Texto selecionado -
De qualquer forma, após demora de
algumas semanas (alguns jogadores somente definem seus contratos após as
férias), todos os seis acabam aceitando a troca e se dizem “motivados” e “empolgados”
com seus novos empregadores. Consuma-se, assim, uma das mais rumorosas
negociações de compra e venda da história do futebol carioca.
Mal se sabe que é apenas o início.
NO QUE DEU
Como imaginado por Horta, a rumorosa
troca balançou as estruturas do futebol carioca. Não se falou de outro assunto
naquele verão, tendo sido a edição de 1976 uma das mais esperadas e badaladas
da história do Campeonato do RJ. O movimento não se restringiu à negociação com
o Flamengo. Horta, após processos bem mais penosos, trocou com o Botafogo os meias
Manfrini e Mário Sérgio, recebendo o ponta Dirceu, e, em troca do zagueiro
Miguel, enviou para o Vasco o lateral Marco Antônio, o volante Zé Mário e o
jovem zagueiro Abel.

(Anotações dos elementos de layout)
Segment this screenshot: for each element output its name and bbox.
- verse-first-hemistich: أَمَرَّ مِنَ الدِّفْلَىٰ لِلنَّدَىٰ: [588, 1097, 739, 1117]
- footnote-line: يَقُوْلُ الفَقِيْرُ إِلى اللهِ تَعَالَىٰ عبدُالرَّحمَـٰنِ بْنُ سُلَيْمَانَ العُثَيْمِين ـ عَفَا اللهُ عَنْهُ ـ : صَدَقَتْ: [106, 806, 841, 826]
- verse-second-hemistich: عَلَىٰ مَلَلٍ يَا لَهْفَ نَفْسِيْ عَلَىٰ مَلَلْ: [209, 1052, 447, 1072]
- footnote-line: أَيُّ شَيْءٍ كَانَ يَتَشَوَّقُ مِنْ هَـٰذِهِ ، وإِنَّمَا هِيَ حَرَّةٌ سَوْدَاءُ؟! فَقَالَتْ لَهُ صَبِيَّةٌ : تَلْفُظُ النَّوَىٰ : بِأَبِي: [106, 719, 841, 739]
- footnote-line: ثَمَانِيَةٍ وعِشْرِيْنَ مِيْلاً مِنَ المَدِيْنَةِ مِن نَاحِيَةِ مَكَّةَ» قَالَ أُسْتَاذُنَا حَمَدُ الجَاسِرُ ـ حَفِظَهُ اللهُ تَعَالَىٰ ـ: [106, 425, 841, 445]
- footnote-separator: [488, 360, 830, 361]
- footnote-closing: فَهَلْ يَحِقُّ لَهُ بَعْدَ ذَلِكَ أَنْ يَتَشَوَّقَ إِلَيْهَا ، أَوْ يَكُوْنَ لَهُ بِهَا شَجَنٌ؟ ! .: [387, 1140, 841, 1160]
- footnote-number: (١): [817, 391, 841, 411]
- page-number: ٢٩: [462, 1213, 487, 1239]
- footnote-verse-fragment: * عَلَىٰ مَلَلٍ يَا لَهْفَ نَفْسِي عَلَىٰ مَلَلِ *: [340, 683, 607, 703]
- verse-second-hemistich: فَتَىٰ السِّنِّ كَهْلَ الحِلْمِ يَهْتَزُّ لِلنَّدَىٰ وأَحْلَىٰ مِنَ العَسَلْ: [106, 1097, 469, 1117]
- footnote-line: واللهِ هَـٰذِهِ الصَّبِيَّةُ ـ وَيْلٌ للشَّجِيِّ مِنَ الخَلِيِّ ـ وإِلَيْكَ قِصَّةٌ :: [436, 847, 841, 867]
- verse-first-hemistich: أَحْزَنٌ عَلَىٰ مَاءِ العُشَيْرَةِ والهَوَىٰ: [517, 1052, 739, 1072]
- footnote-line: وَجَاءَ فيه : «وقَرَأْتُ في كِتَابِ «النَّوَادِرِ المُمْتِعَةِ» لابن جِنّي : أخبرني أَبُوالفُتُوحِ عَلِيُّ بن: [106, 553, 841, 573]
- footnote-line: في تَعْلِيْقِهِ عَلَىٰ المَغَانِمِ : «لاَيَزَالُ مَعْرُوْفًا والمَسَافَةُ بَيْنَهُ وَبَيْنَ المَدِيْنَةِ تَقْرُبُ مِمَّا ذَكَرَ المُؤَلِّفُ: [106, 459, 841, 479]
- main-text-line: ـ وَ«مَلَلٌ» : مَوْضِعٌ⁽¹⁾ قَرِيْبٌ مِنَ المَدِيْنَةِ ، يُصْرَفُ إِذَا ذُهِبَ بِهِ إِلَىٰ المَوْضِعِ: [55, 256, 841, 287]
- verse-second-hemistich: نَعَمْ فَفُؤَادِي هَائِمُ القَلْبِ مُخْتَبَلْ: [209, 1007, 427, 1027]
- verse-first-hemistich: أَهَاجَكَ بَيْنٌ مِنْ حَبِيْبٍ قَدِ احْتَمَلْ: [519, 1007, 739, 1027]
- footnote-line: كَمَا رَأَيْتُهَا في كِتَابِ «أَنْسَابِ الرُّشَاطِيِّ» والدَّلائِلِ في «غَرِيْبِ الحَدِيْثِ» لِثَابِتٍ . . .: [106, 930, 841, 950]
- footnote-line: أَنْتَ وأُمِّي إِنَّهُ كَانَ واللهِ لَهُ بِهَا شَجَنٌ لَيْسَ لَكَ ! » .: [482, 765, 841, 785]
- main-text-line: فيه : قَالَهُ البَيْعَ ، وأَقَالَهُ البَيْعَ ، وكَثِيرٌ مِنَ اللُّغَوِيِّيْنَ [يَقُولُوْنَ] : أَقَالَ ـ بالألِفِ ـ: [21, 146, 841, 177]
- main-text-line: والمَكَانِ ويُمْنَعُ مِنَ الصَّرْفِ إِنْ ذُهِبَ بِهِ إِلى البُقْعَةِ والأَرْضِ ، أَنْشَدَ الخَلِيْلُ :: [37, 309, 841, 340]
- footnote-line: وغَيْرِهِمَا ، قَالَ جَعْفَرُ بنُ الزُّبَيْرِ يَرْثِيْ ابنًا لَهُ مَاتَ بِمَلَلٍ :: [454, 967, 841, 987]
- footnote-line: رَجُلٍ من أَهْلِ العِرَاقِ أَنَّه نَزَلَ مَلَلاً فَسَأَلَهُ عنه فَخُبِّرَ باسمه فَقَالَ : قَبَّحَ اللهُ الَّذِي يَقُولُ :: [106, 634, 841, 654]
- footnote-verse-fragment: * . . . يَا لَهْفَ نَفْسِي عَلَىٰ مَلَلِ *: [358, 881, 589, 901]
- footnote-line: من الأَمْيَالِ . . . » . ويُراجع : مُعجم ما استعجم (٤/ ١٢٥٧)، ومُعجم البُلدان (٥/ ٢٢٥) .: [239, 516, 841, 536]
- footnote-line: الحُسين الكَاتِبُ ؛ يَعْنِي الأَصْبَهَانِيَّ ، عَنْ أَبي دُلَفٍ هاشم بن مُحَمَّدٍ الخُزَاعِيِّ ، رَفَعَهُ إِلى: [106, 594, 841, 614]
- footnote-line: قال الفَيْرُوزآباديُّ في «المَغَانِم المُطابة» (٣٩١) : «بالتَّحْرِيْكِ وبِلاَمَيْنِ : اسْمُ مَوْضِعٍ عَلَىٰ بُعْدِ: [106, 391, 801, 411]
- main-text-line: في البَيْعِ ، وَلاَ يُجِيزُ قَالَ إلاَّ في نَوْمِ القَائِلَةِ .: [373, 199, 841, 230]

Enunciado - Escreva, por favor, a continuação do texto sobre as trocas de jogadores no futebol carioca, a partir do ponto em que ele termina. Este material foi tirado de outra fonte.

Resposta do exercício -
A torcida do Flamengo, após a boa
repercussão inicial, passou a desconfiar da troca, especialmente pela saída de
Doval que, apesar dos excessos recentes, havia construído uma relação de quase
idolatria, especialmente pela vontade em campo. Muitos não digeriram a ida para
o rival. A inclusão do goleiro reserva Roberto também foi contestada por muitos
torcedores, mesmo sob o argumento de que Renato, na prática, também já não era
titular absoluto no rubro-negro.
O primeiro “encontro” entre os
novos times foi marcado para março, dois meses após consumada a troca. Mas, no
amistoso pós-carnaval, o protagonismo não ficou com nenhum dos nomes
negociados. Brilhou intensamente a estrela de Zico, que, com quatro gols
marcados, implodiu a “nova máquina” tricolor, estabelecendo um contundente e
humilhante 4-1, num jogo conhecido como o Fla-Flu da “Zicovardia”.
Neste Fla-Flu, apenas Toninho atuou
pelo Flamengo, tendo sido elogiado. Roberto foi mantido na reserva de Cantarele
e Zé Roberto ficou fora, lesionado no tornozelo após sofrer uma pancada em um
amistoso em Rio Grande-RS. Os três tricolores jogaram, salvando-se apenas
Renato que, após falhar no primeiro gol, evitou uma goleada ainda maior.
Os dois lados, no entanto, podem
alegar que a troca deu bons frutos. O Fluminense, com os reforços, tornou sua
equipe mais forte e competitiva, conquistando o bicampeonato estadual após
derrotar o Vasco na final (1-0), com gol de Doval no último minuto da
prorrogação. No entanto, o sonho do título brasileiro se esvaiu, ironicamente,
novamente nas Semifinais, quando o tricolor foi derrotado nos pênaltis pelo
Corinthians (1-1 no tempo normal), no Maracanã.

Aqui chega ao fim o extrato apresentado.